* **Task details**
Copy out all lines that carry the word "DICEMBRE".

* **Supplied data**

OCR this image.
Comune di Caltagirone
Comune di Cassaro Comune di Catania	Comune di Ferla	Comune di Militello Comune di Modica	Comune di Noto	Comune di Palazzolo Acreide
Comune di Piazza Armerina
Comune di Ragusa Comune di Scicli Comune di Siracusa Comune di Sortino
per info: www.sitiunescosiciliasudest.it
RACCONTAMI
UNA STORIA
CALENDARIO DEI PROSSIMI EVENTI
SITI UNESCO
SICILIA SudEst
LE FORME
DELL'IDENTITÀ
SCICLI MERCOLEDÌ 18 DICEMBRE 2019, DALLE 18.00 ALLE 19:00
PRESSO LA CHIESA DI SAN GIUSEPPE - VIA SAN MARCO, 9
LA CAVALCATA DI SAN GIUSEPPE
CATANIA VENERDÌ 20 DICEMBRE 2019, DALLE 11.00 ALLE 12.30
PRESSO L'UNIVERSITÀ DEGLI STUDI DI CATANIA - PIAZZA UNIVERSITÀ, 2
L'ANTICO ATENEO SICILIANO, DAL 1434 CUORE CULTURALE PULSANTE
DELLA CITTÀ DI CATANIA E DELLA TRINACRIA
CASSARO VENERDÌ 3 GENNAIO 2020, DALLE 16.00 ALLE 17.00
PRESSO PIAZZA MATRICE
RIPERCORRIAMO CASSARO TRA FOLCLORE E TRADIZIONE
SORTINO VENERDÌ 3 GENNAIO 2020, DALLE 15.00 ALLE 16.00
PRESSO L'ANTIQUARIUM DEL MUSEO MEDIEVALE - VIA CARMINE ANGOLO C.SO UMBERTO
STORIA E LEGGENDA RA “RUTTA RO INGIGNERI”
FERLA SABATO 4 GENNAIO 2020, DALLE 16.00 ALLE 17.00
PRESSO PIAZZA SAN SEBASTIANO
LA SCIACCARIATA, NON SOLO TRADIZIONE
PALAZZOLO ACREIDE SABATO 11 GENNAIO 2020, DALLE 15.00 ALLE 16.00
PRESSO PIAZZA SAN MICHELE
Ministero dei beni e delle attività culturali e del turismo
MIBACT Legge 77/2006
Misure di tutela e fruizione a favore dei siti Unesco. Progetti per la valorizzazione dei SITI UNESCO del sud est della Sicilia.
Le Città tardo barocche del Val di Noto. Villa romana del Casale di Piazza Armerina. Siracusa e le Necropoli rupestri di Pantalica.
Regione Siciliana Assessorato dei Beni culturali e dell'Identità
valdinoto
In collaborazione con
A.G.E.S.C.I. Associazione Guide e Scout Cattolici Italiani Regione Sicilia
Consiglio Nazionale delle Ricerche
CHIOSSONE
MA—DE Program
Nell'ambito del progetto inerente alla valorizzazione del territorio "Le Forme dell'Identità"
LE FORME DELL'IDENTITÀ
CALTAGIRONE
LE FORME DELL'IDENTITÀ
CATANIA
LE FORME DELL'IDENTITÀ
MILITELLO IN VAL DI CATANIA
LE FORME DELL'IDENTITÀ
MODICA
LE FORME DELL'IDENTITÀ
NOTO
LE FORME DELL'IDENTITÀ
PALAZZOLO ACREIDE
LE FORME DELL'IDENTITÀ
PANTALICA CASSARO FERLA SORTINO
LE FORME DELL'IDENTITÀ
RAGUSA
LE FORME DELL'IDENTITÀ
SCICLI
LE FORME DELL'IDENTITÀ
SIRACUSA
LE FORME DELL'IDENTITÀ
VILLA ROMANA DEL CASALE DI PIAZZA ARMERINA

* **Written reply**
SCICLI MERCOLEDÌ 18 DICEMBRE 2019, DALLE 18.00 ALLE 19:00
CATANIA VENERDÌ 20 DICEMBRE 2019, DALLE 11.00 ALLE 12.30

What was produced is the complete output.